* Instructions for the task:
Without the pictures, set down the records below word for word.

* Data in this exercise:
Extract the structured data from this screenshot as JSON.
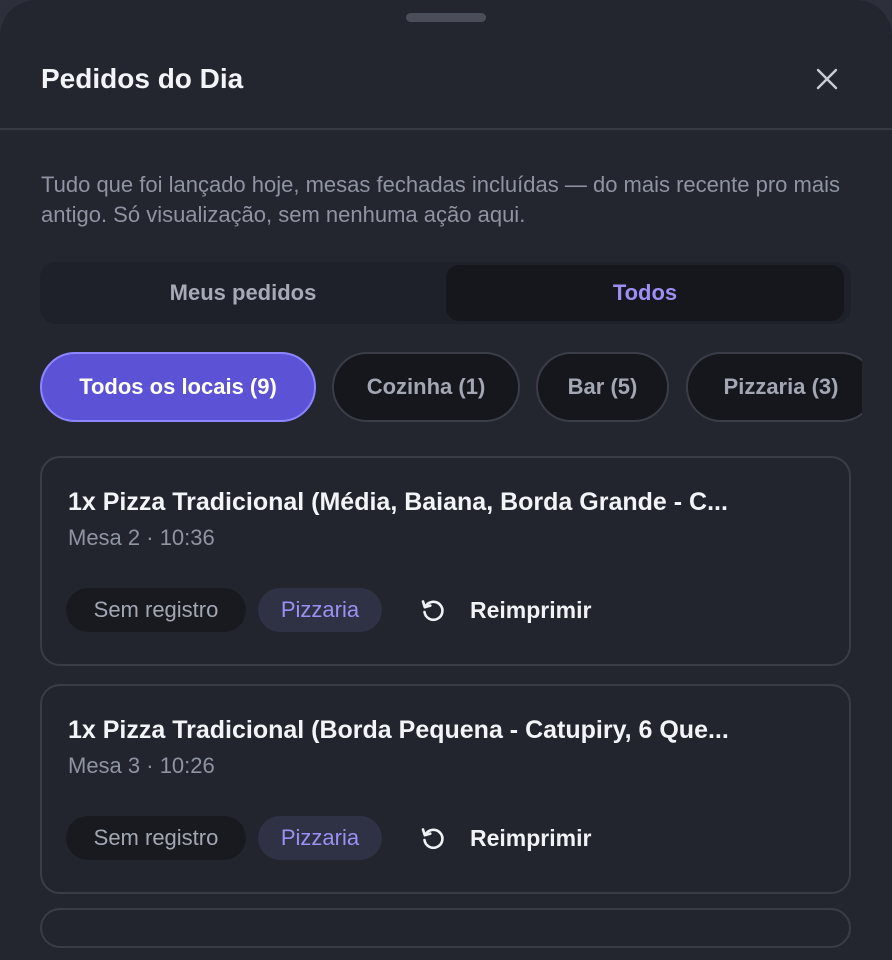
{
  "header": {
    "title": "Pedidos do Dia",
    "close_icon": "close-icon"
  },
  "description": "Tudo que foi lançado hoje, mesas fechadas incluídas — do mais recente pro mais antigo. Só visualização, sem nenhuma ação aqui.",
  "segments": {
    "mine": "Meus pedidos",
    "all": "Todos",
    "selected": "all"
  },
  "filters": [
    {
      "label": "Todos os locais (9)",
      "active": true
    },
    {
      "label": "Cozinha (1)",
      "active": false
    },
    {
      "label": "Bar (5)",
      "active": false
    },
    {
      "label": "Pizzaria (3)",
      "active": false
    }
  ],
  "orders": [
    {
      "title": "1x Pizza Tradicional (Média, Baiana, Borda Grande - C...",
      "meta": "Mesa 2 · 10:36",
      "status": "Sem registro",
      "place": "Pizzaria",
      "action": "Reimprimir",
      "action_icon": "reprint-icon"
    },
    {
      "title": "1x Pizza Tradicional (Borda Pequena - Catupiry, 6 Que...",
      "meta": "Mesa 3 · 10:26",
      "status": "Sem registro",
      "place": "Pizzaria",
      "action": "Reimprimir",
      "action_icon": "reprint-icon"
    }
  ],
  "colors": {
    "accent": "#5b52d6",
    "accent_text": "#9d8ff5",
    "sheet_bg": "#23262f",
    "text_primary": "#f3f4f7",
    "text_muted": "#8f94a3"
  }
}
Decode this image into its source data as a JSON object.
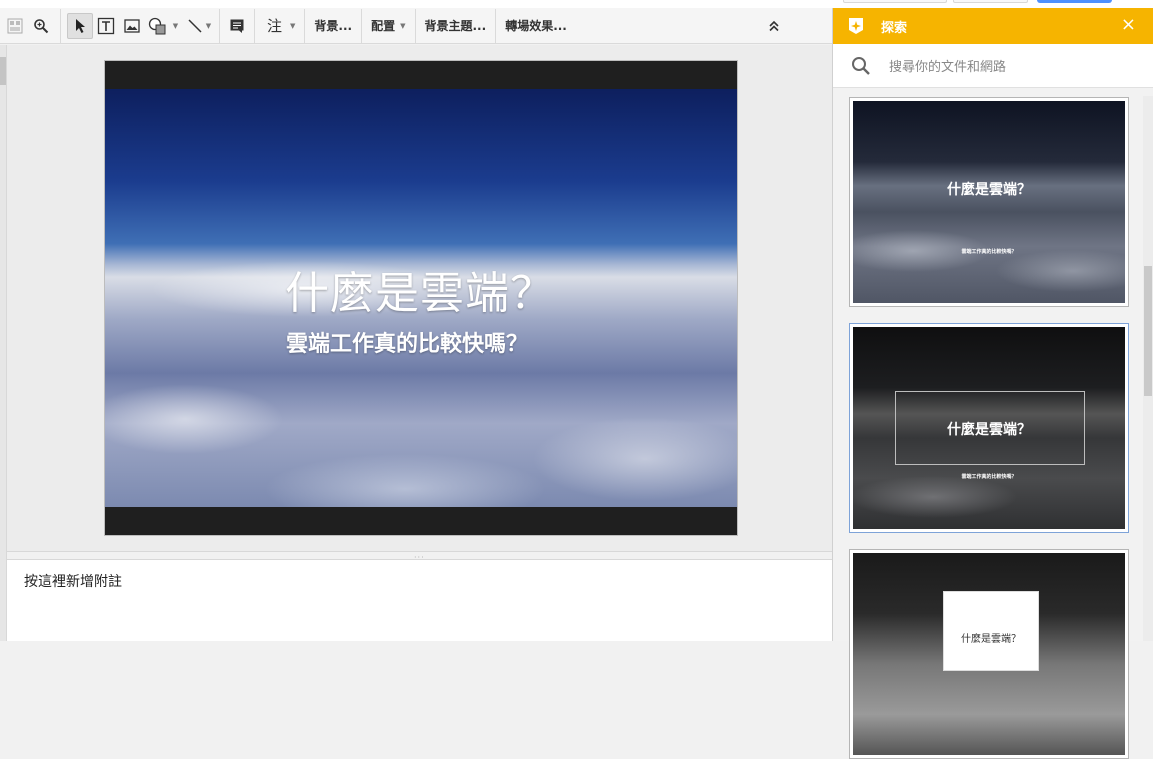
{
  "toolbar": {
    "tools": [
      {
        "name": "layout-icon"
      },
      {
        "name": "zoom-icon"
      },
      {
        "name": "select-cursor-icon"
      },
      {
        "name": "textbox-icon"
      },
      {
        "name": "image-icon"
      },
      {
        "name": "shape-icon"
      },
      {
        "name": "line-icon"
      },
      {
        "name": "comment-icon"
      }
    ],
    "comment_label": "注",
    "background_label": "背景...",
    "layout_label": "配置",
    "theme_label": "背景主題...",
    "transition_label": "轉場效果...",
    "collapse_icon": "double-chevron-up-icon"
  },
  "slide": {
    "title": "什麼是雲端？",
    "subtitle": "雲端工作真的比較快嗎？"
  },
  "notes": {
    "placeholder": "按這裡新增附註"
  },
  "explore": {
    "title": "探索",
    "close": "×",
    "search_placeholder": "搜尋你的文件和網路",
    "layouts": [
      {
        "title": "什麼是雲端？",
        "subtitle": "雲端工作真的比較快嗎？"
      },
      {
        "title": "什麼是雲端？",
        "subtitle": "雲端工作真的比較快嗎？"
      },
      {
        "title": "什麼是雲端？"
      }
    ]
  },
  "colors": {
    "explore_header": "#f6b400",
    "accent_blue": "#4d90fe"
  }
}
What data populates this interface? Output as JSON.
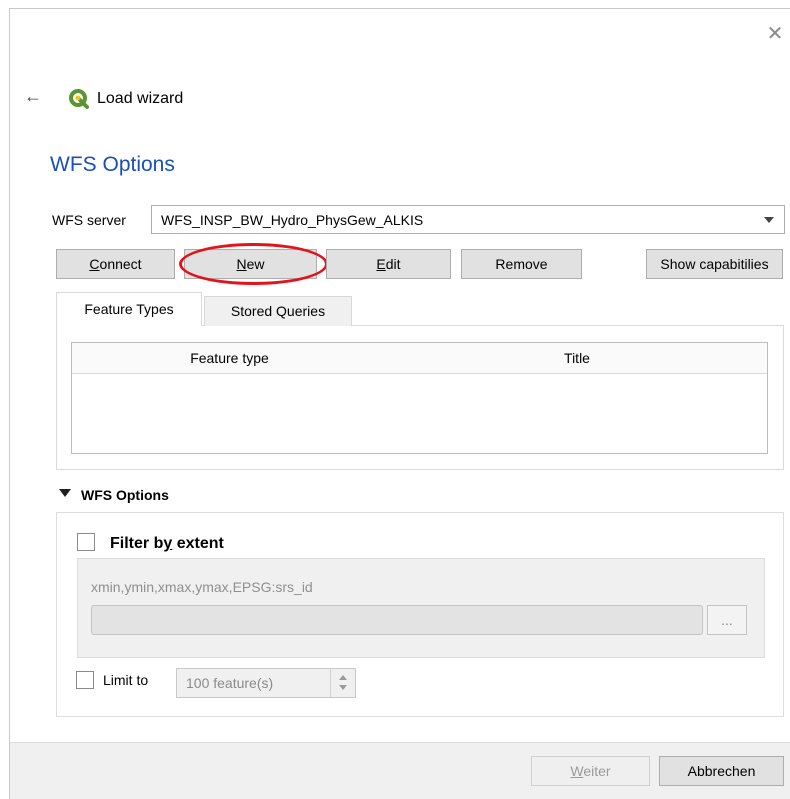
{
  "window": {
    "close_glyph": "✕",
    "back_glyph": "←",
    "title": "Load wizard",
    "logo_icon": "qgis-logo-icon"
  },
  "page": {
    "heading": "WFS Options"
  },
  "server": {
    "label": "WFS server",
    "selected": "WFS_INSP_BW_Hydro_PhysGew_ALKIS"
  },
  "buttons": {
    "connect": {
      "mnemonic": "C",
      "rest": "onnect"
    },
    "new": {
      "mnemonic": "N",
      "rest": "ew"
    },
    "edit": {
      "mnemonic": "E",
      "rest": "dit"
    },
    "remove": "Remove",
    "show_capabilities": "Show capabitilies"
  },
  "tabs": [
    {
      "label": "Feature Types",
      "active": true
    },
    {
      "label": "Stored Queries",
      "active": false
    }
  ],
  "table": {
    "columns": [
      "Feature type",
      "Title"
    ],
    "rows": []
  },
  "options": {
    "title": "WFS Options",
    "filter": {
      "before": "Filter b",
      "mnemonic": "y",
      "after": " extent",
      "checked": false
    },
    "extent_hint": "xmin,ymin,xmax,ymax,EPSG:srs_id",
    "extent_value": "",
    "extent_button": "...",
    "limit": {
      "label": "Limit to",
      "value": "100 feature(s)",
      "checked": false
    }
  },
  "footer": {
    "next": {
      "mnemonic": "W",
      "rest": "eiter"
    },
    "cancel": "Abbrechen"
  },
  "colors": {
    "heading": "#1a4fb8",
    "highlight": "#e0141b",
    "logo": "#589632"
  }
}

* Answer:
Extract the structured data from this screenshot as JSON.
{
  "header": {
    "title": "Pedidos do Dia",
    "close_icon": "close-icon"
  },
  "description": "Tudo que foi lançado hoje, mesas fechadas incluídas — do mais recente pro mais antigo. Só visualização, sem nenhuma ação aqui.",
  "segments": {
    "mine": "Meus pedidos",
    "all": "Todos",
    "selected": "all"
  },
  "filters": [
    {
      "label": "Todos os locais (9)",
      "active": true
    },
    {
      "label": "Cozinha (1)",
      "active": false
    },
    {
      "label": "Bar (5)",
      "active": false
    },
    {
      "label": "Pizzaria (3)",
      "active": false
    }
  ],
  "orders": [
    {
      "title": "1x Pizza Tradicional (Média, Baiana, Borda Grande - C...",
      "meta": "Mesa 2 · 10:36",
      "status": "Sem registro",
      "place": "Pizzaria",
      "action": "Reimprimir",
      "action_icon": "reprint-icon"
    },
    {
      "title": "1x Pizza Tradicional (Borda Pequena - Catupiry, 6 Que...",
      "meta": "Mesa 3 · 10:26",
      "status": "Sem registro",
      "place": "Pizzaria",
      "action": "Reimprimir",
      "action_icon": "reprint-icon"
    }
  ],
  "colors": {
    "accent": "#5b52d6",
    "accent_text": "#9d8ff5",
    "sheet_bg": "#23262f",
    "text_primary": "#f3f4f7",
    "text_muted": "#8f94a3"
  }
}
Decode this image into its source data as a JSON object.
{
  "toolbar": {
    "tools": [
      {
        "name": "layout-icon"
      },
      {
        "name": "zoom-icon"
      },
      {
        "name": "select-cursor-icon"
      },
      {
        "name": "textbox-icon"
      },
      {
        "name": "image-icon"
      },
      {
        "name": "shape-icon"
      },
      {
        "name": "line-icon"
      },
      {
        "name": "comment-icon"
      }
    ],
    "comment_label": "注",
    "background_label": "背景...",
    "layout_label": "配置",
    "theme_label": "背景主題...",
    "transition_label": "轉場效果...",
    "collapse_icon": "double-chevron-up-icon"
  },
  "slide": {
    "title": "什麼是雲端？",
    "subtitle": "雲端工作真的比較快嗎？"
  },
  "notes": {
    "placeholder": "按這裡新增附註"
  },
  "explore": {
    "title": "探索",
    "close": "×",
    "search_placeholder": "搜尋你的文件和網路",
    "layouts": [
      {
        "title": "什麼是雲端？",
        "subtitle": "雲端工作真的比較快嗎？"
      },
      {
        "title": "什麼是雲端？",
        "subtitle": "雲端工作真的比較快嗎？"
      },
      {
        "title": "什麼是雲端？"
      }
    ]
  },
  "colors": {
    "explore_header": "#f6b400",
    "accent_blue": "#4d90fe"
  }
}
What data populates this interface? Output as JSON.
{
  "window": {
    "close_glyph": "✕",
    "back_glyph": "←",
    "title": "Load wizard",
    "logo_icon": "qgis-logo-icon"
  },
  "page": {
    "heading": "WFS Options"
  },
  "server": {
    "label": "WFS server",
    "selected": "WFS_INSP_BW_Hydro_PhysGew_ALKIS"
  },
  "buttons": {
    "connect": {
      "mnemonic": "C",
      "rest": "onnect"
    },
    "new": {
      "mnemonic": "N",
      "rest": "ew"
    },
    "edit": {
      "mnemonic": "E",
      "rest": "dit"
    },
    "remove": "Remove",
    "show_capabilities": "Show capabitilies"
  },
  "tabs": [
    {
      "label": "Feature Types",
      "active": true
    },
    {
      "label": "Stored Queries",
      "active": false
    }
  ],
  "table": {
    "columns": [
      "Feature type",
      "Title"
    ],
    "rows": []
  },
  "options": {
    "title": "WFS Options",
    "filter": {
      "before": "Filter b",
      "mnemonic": "y",
      "after": " extent",
      "checked": false
    },
    "extent_hint": "xmin,ymin,xmax,ymax,EPSG:srs_id",
    "extent_value": "",
    "extent_button": "...",
    "limit": {
      "label": "Limit to",
      "value": "100 feature(s)",
      "checked": false
    }
  },
  "footer": {
    "next": {
      "mnemonic": "W",
      "rest": "eiter"
    },
    "cancel": "Abbrechen"
  },
  "colors": {
    "heading": "#1a4fb8",
    "highlight": "#e0141b",
    "logo": "#589632"
  }
}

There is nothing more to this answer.